>>

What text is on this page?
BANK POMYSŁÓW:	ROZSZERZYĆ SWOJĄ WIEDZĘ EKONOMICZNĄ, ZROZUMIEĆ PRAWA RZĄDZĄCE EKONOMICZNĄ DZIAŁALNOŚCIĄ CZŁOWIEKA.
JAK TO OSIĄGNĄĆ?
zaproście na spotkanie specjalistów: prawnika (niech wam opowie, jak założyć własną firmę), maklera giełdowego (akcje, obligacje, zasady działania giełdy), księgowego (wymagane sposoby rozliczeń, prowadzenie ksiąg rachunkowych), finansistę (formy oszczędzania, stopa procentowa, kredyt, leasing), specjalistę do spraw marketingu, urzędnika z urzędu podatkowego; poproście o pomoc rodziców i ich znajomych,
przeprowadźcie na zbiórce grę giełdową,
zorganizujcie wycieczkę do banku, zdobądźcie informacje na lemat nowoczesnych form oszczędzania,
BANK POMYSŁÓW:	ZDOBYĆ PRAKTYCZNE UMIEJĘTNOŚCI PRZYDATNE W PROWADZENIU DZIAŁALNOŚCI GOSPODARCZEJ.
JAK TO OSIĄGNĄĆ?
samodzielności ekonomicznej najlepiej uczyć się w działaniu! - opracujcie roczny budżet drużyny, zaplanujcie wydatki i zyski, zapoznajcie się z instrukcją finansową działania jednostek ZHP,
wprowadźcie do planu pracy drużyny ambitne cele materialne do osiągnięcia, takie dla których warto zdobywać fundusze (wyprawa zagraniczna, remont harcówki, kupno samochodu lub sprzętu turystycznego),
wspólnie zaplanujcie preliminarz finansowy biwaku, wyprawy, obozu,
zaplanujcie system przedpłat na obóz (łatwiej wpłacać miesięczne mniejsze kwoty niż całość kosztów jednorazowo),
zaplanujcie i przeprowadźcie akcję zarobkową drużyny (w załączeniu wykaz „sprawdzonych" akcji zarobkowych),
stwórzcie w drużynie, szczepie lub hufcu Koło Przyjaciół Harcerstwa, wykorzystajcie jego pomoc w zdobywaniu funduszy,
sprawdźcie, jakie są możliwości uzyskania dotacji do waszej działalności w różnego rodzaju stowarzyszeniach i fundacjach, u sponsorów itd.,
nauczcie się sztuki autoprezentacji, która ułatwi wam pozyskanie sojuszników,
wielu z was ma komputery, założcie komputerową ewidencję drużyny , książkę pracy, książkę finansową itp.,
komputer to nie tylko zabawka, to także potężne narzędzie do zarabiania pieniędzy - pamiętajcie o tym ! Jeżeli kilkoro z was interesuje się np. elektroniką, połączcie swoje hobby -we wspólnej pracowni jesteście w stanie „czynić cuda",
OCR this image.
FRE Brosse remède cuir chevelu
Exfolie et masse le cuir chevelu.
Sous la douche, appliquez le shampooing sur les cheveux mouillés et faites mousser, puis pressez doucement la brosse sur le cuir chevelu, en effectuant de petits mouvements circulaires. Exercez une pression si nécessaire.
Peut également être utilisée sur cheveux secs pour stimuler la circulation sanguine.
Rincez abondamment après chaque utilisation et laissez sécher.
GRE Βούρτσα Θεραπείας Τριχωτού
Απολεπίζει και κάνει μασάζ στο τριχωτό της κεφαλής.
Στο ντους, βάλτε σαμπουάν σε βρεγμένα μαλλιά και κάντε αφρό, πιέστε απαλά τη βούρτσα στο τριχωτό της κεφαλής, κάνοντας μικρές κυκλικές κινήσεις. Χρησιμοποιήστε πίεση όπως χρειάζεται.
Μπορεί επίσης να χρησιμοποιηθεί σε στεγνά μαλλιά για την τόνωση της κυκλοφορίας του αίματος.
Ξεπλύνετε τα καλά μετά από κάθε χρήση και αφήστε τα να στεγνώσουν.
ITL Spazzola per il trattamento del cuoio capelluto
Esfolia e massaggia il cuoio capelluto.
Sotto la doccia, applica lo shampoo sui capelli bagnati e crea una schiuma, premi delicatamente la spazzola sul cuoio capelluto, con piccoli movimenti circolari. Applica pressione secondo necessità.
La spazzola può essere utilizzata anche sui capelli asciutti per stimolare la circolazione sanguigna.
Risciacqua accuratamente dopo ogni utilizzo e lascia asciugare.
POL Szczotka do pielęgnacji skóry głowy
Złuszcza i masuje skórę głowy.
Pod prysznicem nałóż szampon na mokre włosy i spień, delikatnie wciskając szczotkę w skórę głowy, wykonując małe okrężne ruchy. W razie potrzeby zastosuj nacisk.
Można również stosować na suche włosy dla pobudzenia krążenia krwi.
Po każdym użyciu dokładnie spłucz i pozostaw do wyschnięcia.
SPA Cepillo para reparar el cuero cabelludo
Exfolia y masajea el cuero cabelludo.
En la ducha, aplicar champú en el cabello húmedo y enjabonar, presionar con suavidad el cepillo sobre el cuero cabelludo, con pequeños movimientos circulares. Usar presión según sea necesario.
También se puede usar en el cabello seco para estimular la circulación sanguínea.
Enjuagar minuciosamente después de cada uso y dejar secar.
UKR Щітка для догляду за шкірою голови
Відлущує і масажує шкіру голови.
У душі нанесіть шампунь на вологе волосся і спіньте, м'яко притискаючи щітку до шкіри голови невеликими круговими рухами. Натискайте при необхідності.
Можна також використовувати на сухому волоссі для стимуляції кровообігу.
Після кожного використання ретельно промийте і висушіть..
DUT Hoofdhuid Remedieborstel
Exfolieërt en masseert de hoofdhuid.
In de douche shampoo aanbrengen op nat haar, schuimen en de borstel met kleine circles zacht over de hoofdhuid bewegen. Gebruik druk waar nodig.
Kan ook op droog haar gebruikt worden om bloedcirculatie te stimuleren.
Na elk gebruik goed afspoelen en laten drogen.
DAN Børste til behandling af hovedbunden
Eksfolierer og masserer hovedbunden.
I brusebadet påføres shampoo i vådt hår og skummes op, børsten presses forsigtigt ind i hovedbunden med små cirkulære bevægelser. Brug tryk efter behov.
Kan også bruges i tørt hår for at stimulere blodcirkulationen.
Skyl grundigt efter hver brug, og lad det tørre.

<<

EXERCISE OBJECTIVE: Reproduce the data in full, exactly as presented.

WRITTEN SOLUTION:
What text is on this page?
BANK POMYSŁÓW:	ROZSZERZYĆ SWOJĄ WIEDZĘ EKONOMICZNĄ, ZROZUMIEĆ PRAWA RZĄDZĄCE EKONOMICZNĄ DZIAŁALNOŚCIĄ CZŁOWIEKA.
JAK TO OSIĄGNĄĆ?
zaproście na spotkanie specjalistów: prawnika (niech wam opowie, jak założyć własną firmę), maklera giełdowego (akcje, obligacje, zasady działania giełdy), księgowego (wymagane sposoby rozliczeń, prowadzenie ksiąg rachunkowych), finansistę (formy oszczędzania, stopa procentowa, kredyt, leasing), specjalistę do spraw marketingu, urzędnika z urzędu podatkowego; poproście o pomoc rodziców i ich znajomych,
przeprowadźcie na zbiórce grę giełdową,
zorganizujcie wycieczkę do banku, zdobądźcie informacje na lemat nowoczesnych form oszczędzania,
BANK POMYSŁÓW:	ZDOBYĆ PRAKTYCZNE UMIEJĘTNOŚCI PRZYDATNE W PROWADZENIU DZIAŁALNOŚCI GOSPODARCZEJ.
JAK TO OSIĄGNĄĆ?
samodzielności ekonomicznej najlepiej uczyć się w działaniu! - opracujcie roczny budżet drużyny, zaplanujcie wydatki i zyski, zapoznajcie się z instrukcją finansową działania jednostek ZHP,
wprowadźcie do planu pracy drużyny ambitne cele materialne do osiągnięcia, takie dla których warto zdobywać fundusze (wyprawa zagraniczna, remont harcówki, kupno samochodu lub sprzętu turystycznego),
wspólnie zaplanujcie preliminarz finansowy biwaku, wyprawy, obozu,
zaplanujcie system przedpłat na obóz (łatwiej wpłacać miesięczne mniejsze kwoty niż całość kosztów jednorazowo),
zaplanujcie i przeprowadźcie akcję zarobkową drużyny (w załączeniu wykaz „sprawdzonych" akcji zarobkowych),
stwórzcie w drużynie, szczepie lub hufcu Koło Przyjaciół Harcerstwa, wykorzystajcie jego pomoc w zdobywaniu funduszy,
sprawdźcie, jakie są możliwości uzyskania dotacji do waszej działalności w różnego rodzaju stowarzyszeniach i fundacjach, u sponsorów itd.,
nauczcie się sztuki autoprezentacji, która ułatwi wam pozyskanie sojuszników,
wielu z was ma komputery, założcie komputerową ewidencję drużyny , książkę pracy, książkę finansową itp.,
komputer to nie tylko zabawka, to także potężne narzędzie do zarabiania pieniędzy - pamiętajcie o tym ! Jeżeli kilkoro z was interesuje się np. elektroniką, połączcie swoje hobby -we wspólnej pracowni jesteście w stanie „czynić cuda",
OCR this image.
FRE Brosse remède cuir chevelu
Exfolie et masse le cuir chevelu.
Sous la douche, appliquez le shampooing sur les cheveux mouillés et faites mousser, puis pressez doucement la brosse sur le cuir chevelu, en effectuant de petits mouvements circulaires. Exercez une pression si nécessaire.
Peut également être utilisée sur cheveux secs pour stimuler la circulation sanguine.
Rincez abondamment après chaque utilisation et laissez sécher.
GRE Βούρτσα Θεραπείας Τριχωτού
Απολεπίζει και κάνει μασάζ στο τριχωτό της κεφαλής.
Στο ντους, βάλτε σαμπουάν σε βρεγμένα μαλλιά και κάντε αφρό, πιέστε απαλά τη βούρτσα στο τριχωτό της κεφαλής, κάνοντας μικρές κυκλικές κινήσεις. Χρησιμοποιήστε πίεση όπως χρειάζεται.
Μπορεί επίσης να χρησιμοποιηθεί σε στεγνά μαλλιά για την τόνωση της κυκλοφορίας του αίματος.
Ξεπλύνετε τα καλά μετά από κάθε χρήση και αφήστε τα να στεγνώσουν.
ITL Spazzola per il trattamento del cuoio capelluto
Esfolia e massaggia il cuoio capelluto.
Sotto la doccia, applica lo shampoo sui capelli bagnati e crea una schiuma, premi delicatamente la spazzola sul cuoio capelluto, con piccoli movimenti circolari. Applica pressione secondo necessità.
La spazzola può essere utilizzata anche sui capelli asciutti per stimolare la circolazione sanguigna.
Risciacqua accuratamente dopo ogni utilizzo e lascia asciugare.
POL Szczotka do pielęgnacji skóry głowy
Złuszcza i masuje skórę głowy.
Pod prysznicem nałóż szampon na mokre włosy i spień, delikatnie wciskając szczotkę w skórę głowy, wykonując małe okrężne ruchy. W razie potrzeby zastosuj nacisk.
Można również stosować na suche włosy dla pobudzenia krążenia krwi.
Po każdym użyciu dokładnie spłucz i pozostaw do wyschnięcia.
SPA Cepillo para reparar el cuero cabelludo
Exfolia y masajea el cuero cabelludo.
En la ducha, aplicar champú en el cabello húmedo y enjabonar, presionar con suavidad el cepillo sobre el cuero cabelludo, con pequeños movimientos circulares. Usar presión según sea necesario.
También se puede usar en el cabello seco para estimular la circulación sanguínea.
Enjuagar minuciosamente después de cada uso y dejar secar.
UKR Щітка для догляду за шкірою голови
Відлущує і масажує шкіру голови.
У душі нанесіть шампунь на вологе волосся і спіньте, м'яко притискаючи щітку до шкіри голови невеликими круговими рухами. Натискайте при необхідності.
Можна також використовувати на сухому волоссі для стимуляції кровообігу.
Після кожного використання ретельно промийте і висушіть..
DUT Hoofdhuid Remedieborstel
Exfolieërt en masseert de hoofdhuid.
In de douche shampoo aanbrengen op nat haar, schuimen en de borstel met kleine circles zacht over de hoofdhuid bewegen. Gebruik druk waar nodig.
Kan ook op droog haar gebruikt worden om bloedcirculatie te stimuleren.
Na elk gebruik goed afspoelen en laten drogen.
DAN Børste til behandling af hovedbunden
Eksfolierer og masserer hovedbunden.
I brusebadet påføres shampoo i vådt hår og skummes op, børsten presses forsigtigt ind i hovedbunden med små cirkulære bevægelser. Brug tryk efter behov.
Kan også bruges i tørt hår for at stimulere blodcirkulationen.
Skyl grundigt efter hver brug, og lad det tørre.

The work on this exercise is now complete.